Required task: Every entry should be repeated exactly. Omit the pictures.

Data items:

##############################

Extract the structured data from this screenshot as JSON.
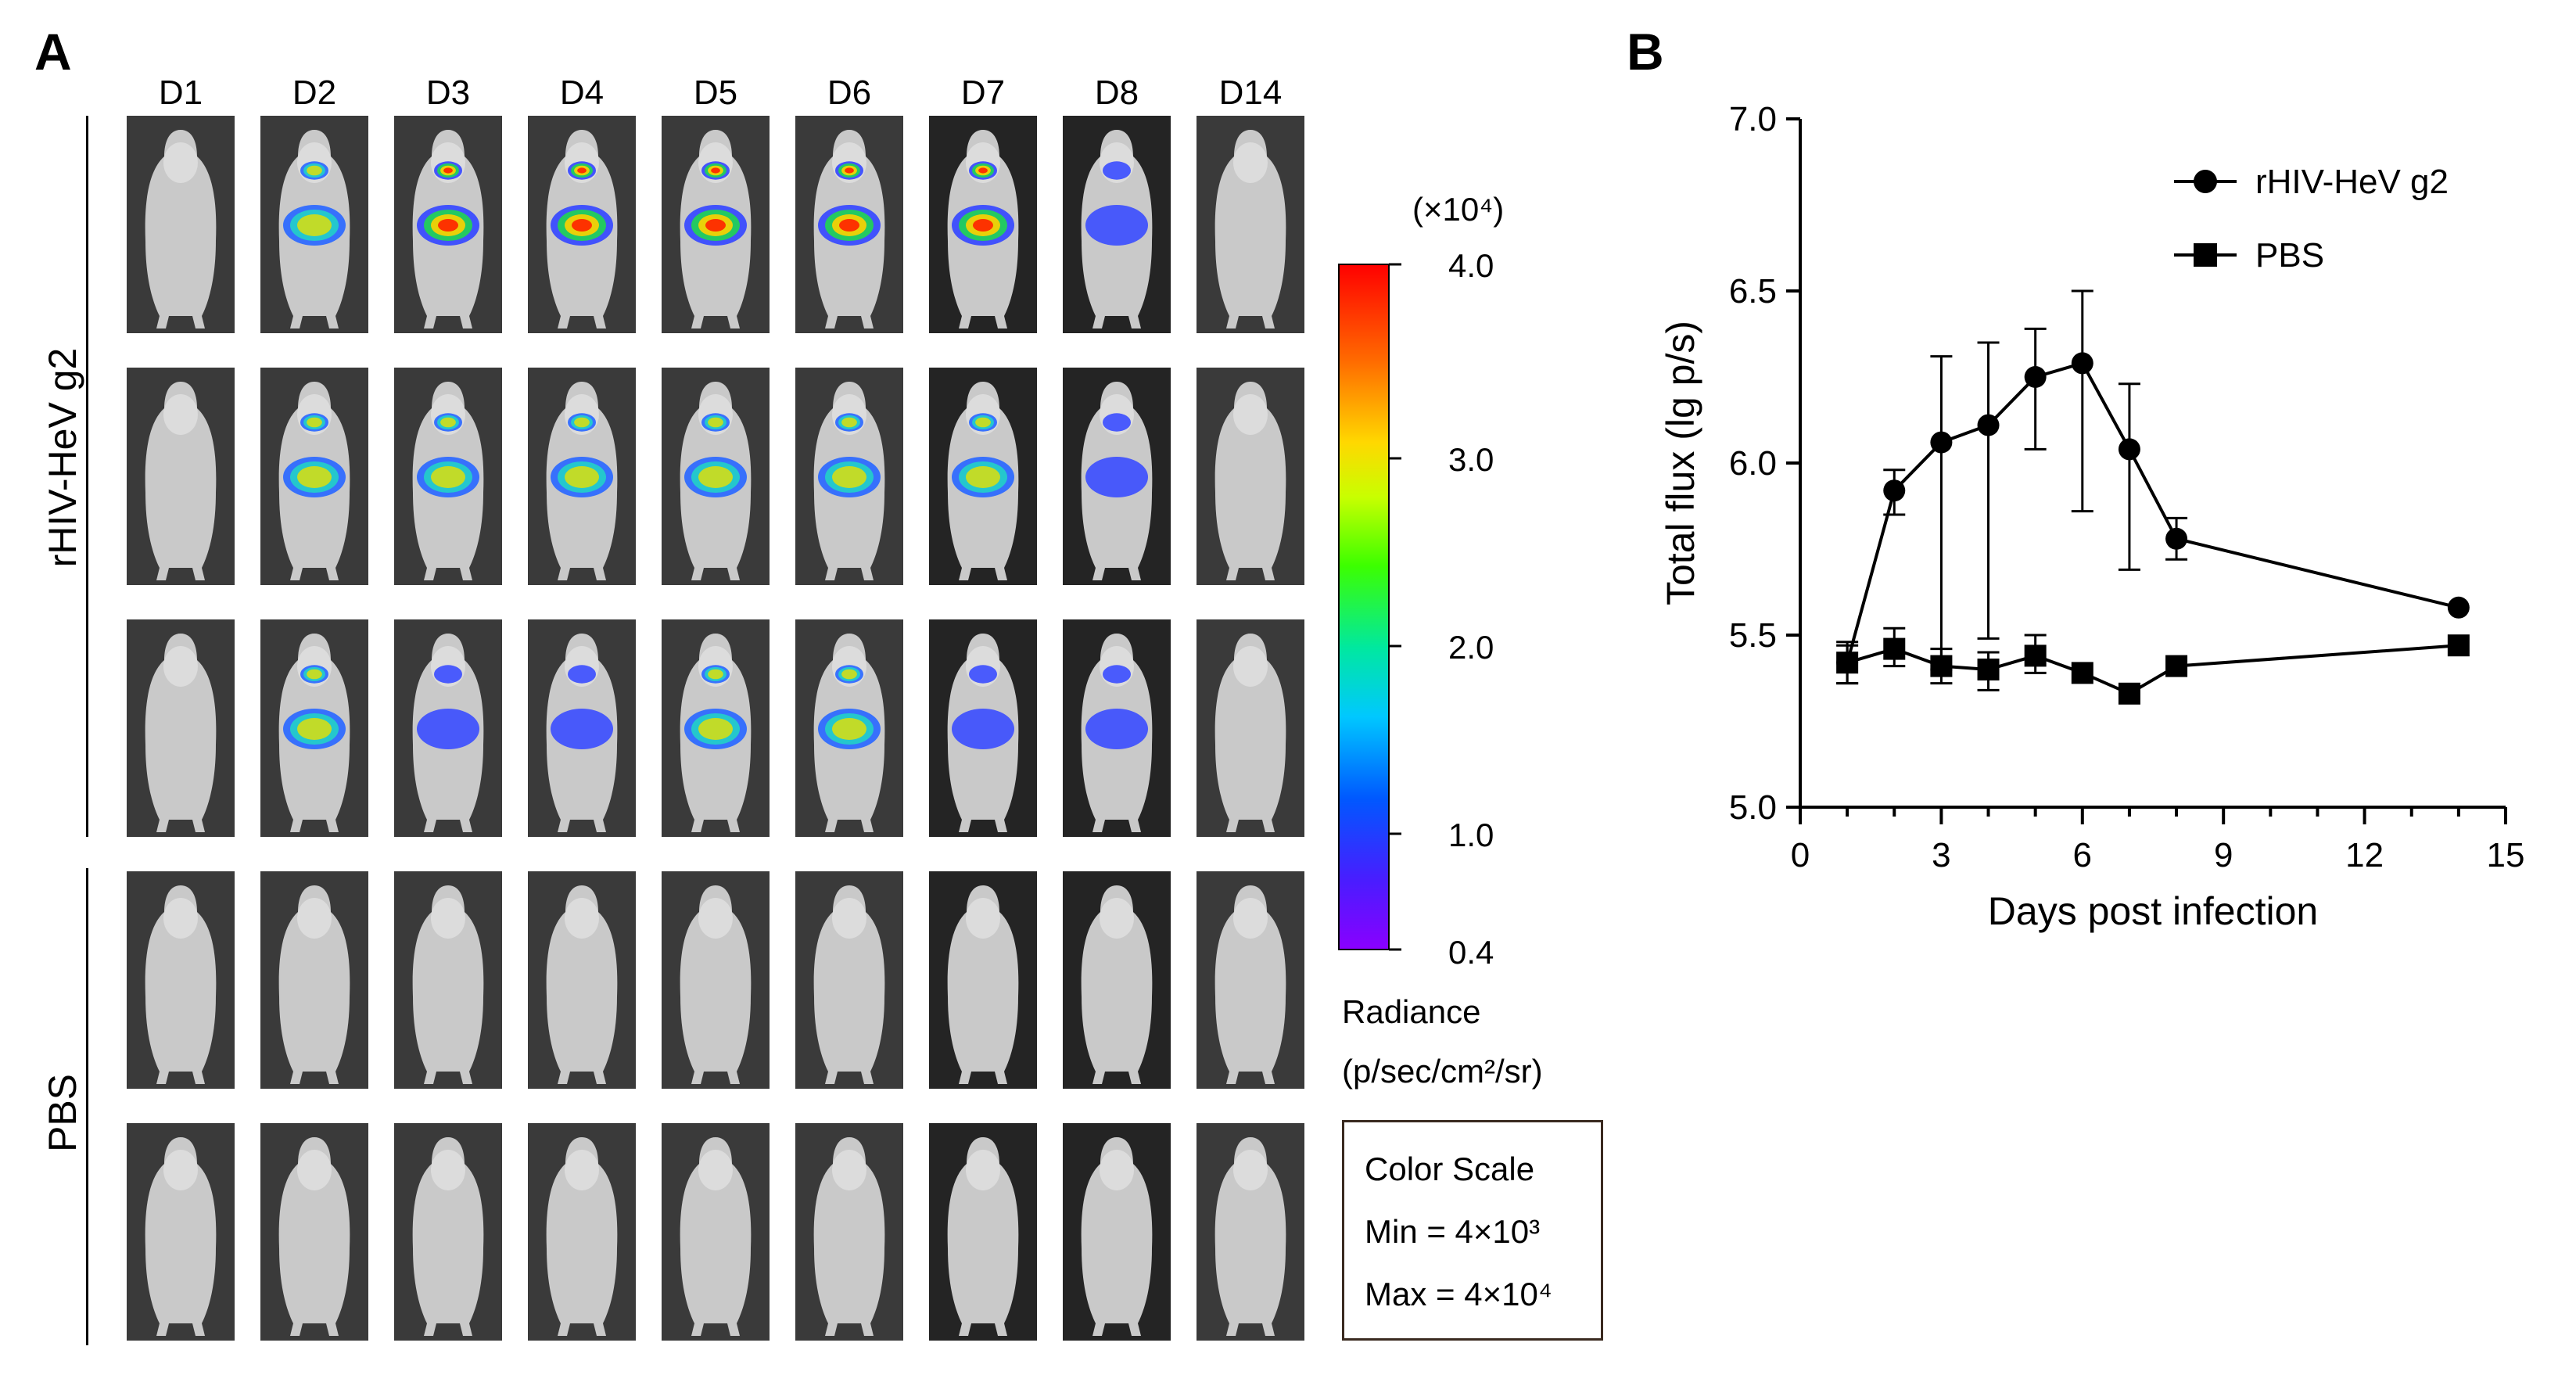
{
  "panels": {
    "a_label": "A",
    "b_label": "B"
  },
  "imaging": {
    "days": [
      "D1",
      "D2",
      "D3",
      "D4",
      "D5",
      "D6",
      "D7",
      "D8",
      "D14"
    ],
    "groups": [
      {
        "label": "rHIV-HeV g2",
        "rows": 3
      },
      {
        "label": "PBS",
        "rows": 2
      }
    ],
    "colorbar": {
      "exponent_label": "(×10⁴)",
      "ticks": [
        "4.0",
        "3.0",
        "2.0",
        "1.0",
        "0.4"
      ],
      "title_line1": "Radiance",
      "title_line2": "(p/sec/cm²/sr)"
    },
    "color_scale": {
      "title": "Color Scale",
      "min": "Min = 4×10³",
      "max": "Max = 4×10⁴"
    }
  },
  "chart_data": {
    "type": "line",
    "xlabel": "Days post infection",
    "ylabel": "Total flux (lg p/s)",
    "xlim": [
      0,
      15
    ],
    "ylim": [
      5.0,
      7.0
    ],
    "xticks": [
      0,
      3,
      6,
      9,
      12,
      15
    ],
    "xtick_labels": [
      "0",
      "3",
      "6",
      "9",
      "12",
      "15"
    ],
    "yticks": [
      5.0,
      5.5,
      6.0,
      6.5,
      7.0
    ],
    "ytick_labels": [
      "5.0",
      "5.5",
      "6.0",
      "6.5",
      "7.0"
    ],
    "x_minor_ticks": [
      1,
      2,
      4,
      5,
      7,
      8,
      10,
      11,
      13,
      14
    ],
    "legend_position": "top-right",
    "series": [
      {
        "name": "rHIV-HeV g2",
        "marker": "circle",
        "x": [
          1,
          2,
          3,
          4,
          5,
          6,
          7,
          8,
          14
        ],
        "y": [
          5.42,
          5.92,
          6.06,
          6.11,
          6.25,
          6.29,
          6.04,
          5.78,
          5.58
        ],
        "err_low": [
          5.36,
          5.85,
          5.4,
          5.49,
          6.04,
          5.86,
          5.69,
          5.72,
          5.58
        ],
        "err_high": [
          5.48,
          5.98,
          6.31,
          6.35,
          6.39,
          6.5,
          6.23,
          5.84,
          5.58
        ]
      },
      {
        "name": "PBS",
        "marker": "square",
        "x": [
          1,
          2,
          3,
          4,
          5,
          6,
          7,
          8,
          14
        ],
        "y": [
          5.42,
          5.46,
          5.41,
          5.4,
          5.44,
          5.39,
          5.33,
          5.41,
          5.47
        ],
        "err_low": [
          5.36,
          5.41,
          5.36,
          5.34,
          5.39,
          5.39,
          5.33,
          5.41,
          5.47
        ],
        "err_high": [
          5.47,
          5.52,
          5.46,
          5.45,
          5.5,
          5.39,
          5.33,
          5.41,
          5.47
        ]
      }
    ]
  }
}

##############################

Exercise solution:
Extract the structured data from this screenshot as JSON.
{
  "panels": {
    "a_label": "A",
    "b_label": "B"
  },
  "imaging": {
    "days": [
      "D1",
      "D2",
      "D3",
      "D4",
      "D5",
      "D6",
      "D7",
      "D8",
      "D14"
    ],
    "groups": [
      {
        "label": "rHIV-HeV g2",
        "rows": 3
      },
      {
        "label": "PBS",
        "rows": 2
      }
    ],
    "colorbar": {
      "exponent_label": "(×10⁴)",
      "ticks": [
        "4.0",
        "3.0",
        "2.0",
        "1.0",
        "0.4"
      ],
      "title_line1": "Radiance",
      "title_line2": "(p/sec/cm²/sr)"
    },
    "color_scale": {
      "title": "Color Scale",
      "min": "Min = 4×10³",
      "max": "Max = 4×10⁴"
    }
  },
  "chart_data": {
    "type": "line",
    "xlabel": "Days post infection",
    "ylabel": "Total flux (lg p/s)",
    "xlim": [
      0,
      15
    ],
    "ylim": [
      5.0,
      7.0
    ],
    "xticks": [
      0,
      3,
      6,
      9,
      12,
      15
    ],
    "xtick_labels": [
      "0",
      "3",
      "6",
      "9",
      "12",
      "15"
    ],
    "yticks": [
      5.0,
      5.5,
      6.0,
      6.5,
      7.0
    ],
    "ytick_labels": [
      "5.0",
      "5.5",
      "6.0",
      "6.5",
      "7.0"
    ],
    "x_minor_ticks": [
      1,
      2,
      4,
      5,
      7,
      8,
      10,
      11,
      13,
      14
    ],
    "legend_position": "top-right",
    "series": [
      {
        "name": "rHIV-HeV g2",
        "marker": "circle",
        "x": [
          1,
          2,
          3,
          4,
          5,
          6,
          7,
          8,
          14
        ],
        "y": [
          5.42,
          5.92,
          6.06,
          6.11,
          6.25,
          6.29,
          6.04,
          5.78,
          5.58
        ],
        "err_low": [
          5.36,
          5.85,
          5.4,
          5.49,
          6.04,
          5.86,
          5.69,
          5.72,
          5.58
        ],
        "err_high": [
          5.48,
          5.98,
          6.31,
          6.35,
          6.39,
          6.5,
          6.23,
          5.84,
          5.58
        ]
      },
      {
        "name": "PBS",
        "marker": "square",
        "x": [
          1,
          2,
          3,
          4,
          5,
          6,
          7,
          8,
          14
        ],
        "y": [
          5.42,
          5.46,
          5.41,
          5.4,
          5.44,
          5.39,
          5.33,
          5.41,
          5.47
        ],
        "err_low": [
          5.36,
          5.41,
          5.36,
          5.34,
          5.39,
          5.39,
          5.33,
          5.41,
          5.47
        ],
        "err_high": [
          5.47,
          5.52,
          5.46,
          5.45,
          5.5,
          5.39,
          5.33,
          5.41,
          5.47
        ]
      }
    ]
  }
}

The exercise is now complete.